====== INPUT FOR THIS TASK ======

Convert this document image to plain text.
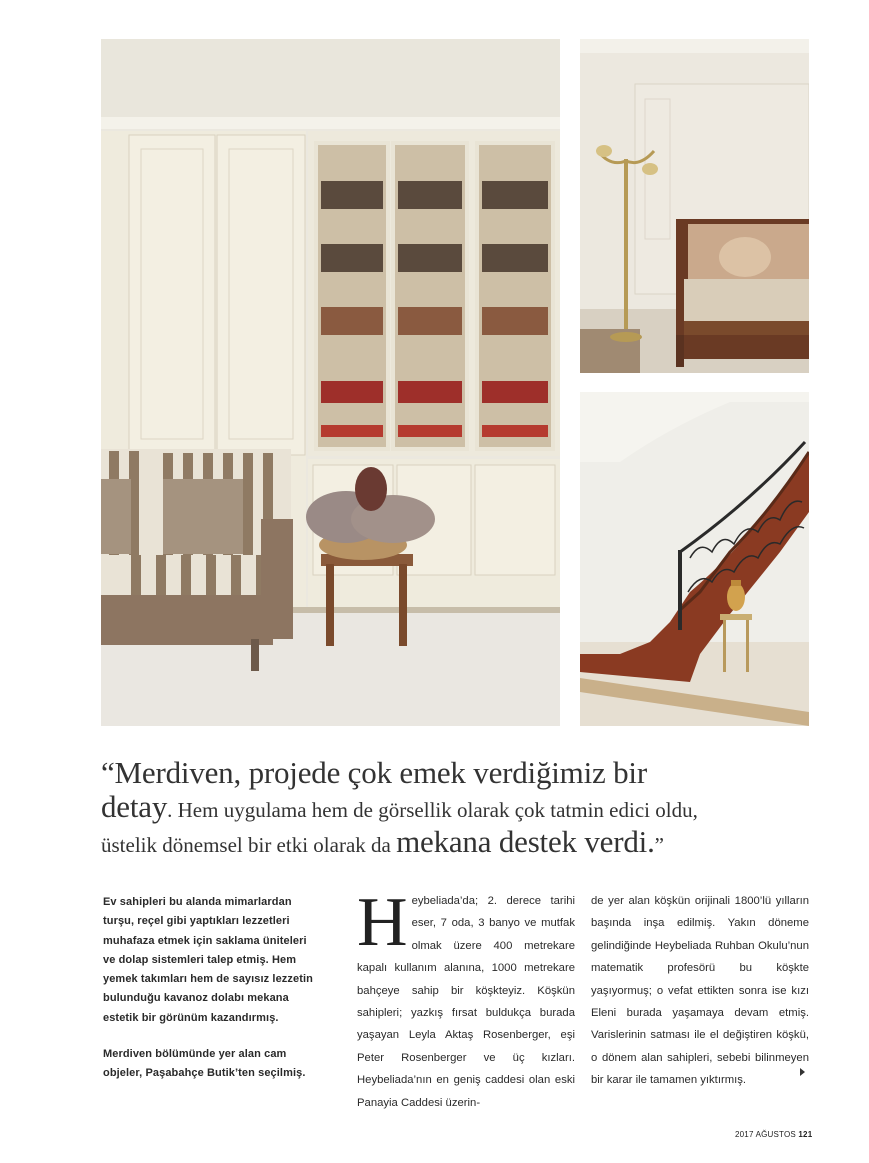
“Merdiven, projede çok emek verdiğimiz bir
detay. Hem uygulama hem de görsellik olarak çok tatmin edici oldu,
üstelik dönemsel bir etki olarak da mekana destek verdi.”

Ev sahipleri bu alanda mimarlardan turşu, reçel gibi yaptıkları lezzetleri muhafaza etmek için saklama üniteleri ve dolap sistemleri talep etmiş. Hem yemek takımları hem de sayısız lezzetin bulunduğu kavanoz dolabı mekana estetik bir görünüm kazandırmış.

Merdiven bölümünde yer alan cam objeler, Paşabahçe Butik’ten seçilmiş.

Heybeliada’da; 2. derece tarihi eser, 7 oda, 3 banyo ve mutfak olmak üzere 400 metrekare kapalı kullanım alanına, 1000 metrekare bahçeye sahip bir köşkteyiz. Köşkün sahipleri; yazkış fırsat buldukça burada yaşayan Leyla Aktaş Rosenberger, eşi Peter Rosenberger ve üç kızları. Heybeliada’nın en geniş caddesi olan eski Panayia Caddesi üzerin-
de yer alan köşkün orijinali 1800’lü yılların başında inşa edilmiş. Yakın döneme gelindiğinde Heybeliada Ruhban Okulu’nun matematik profesörü bu köşkte yaşıyormuş; o vefat ettikten sonra ise kızı Eleni burada yaşamaya devam etmiş. Varislerinin satması ile el değiştiren köşkü, o dönem alan sahipleri, sebebi bilinmeyen bir karar ile tamamen yıktırmış.
2017 AĞUSTOS 121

======

INSTRUCTION
Using the listing above, gather each line that holds the string "etmiş" and copy it.

WRITTEN SOLUTION
Ev sahipleri bu alanda mimarlardan turşu, reçel gibi yaptıkları lezzetleri muhafaza etmek için saklama üniteleri ve dolap sistemleri talep etmiş. Hem yemek takımları hem de sayısız lezzetin bulunduğu kavanoz dolabı mekana estetik bir görünüm kazandırmış.
de yer alan köşkün orijinali 1800’lü yılların başında inşa edilmiş. Yakın döneme gelindiğinde Heybeliada Ruhban Okulu’nun matematik profesörü bu köşkte yaşıyormuş; o vefat ettikten sonra ise kızı Eleni burada yaşamaya devam etmiş. Varislerinin satması ile el değiştiren köşkü, o dönem alan sahipleri, sebebi bilinmeyen bir karar ile tamamen yıktırmış.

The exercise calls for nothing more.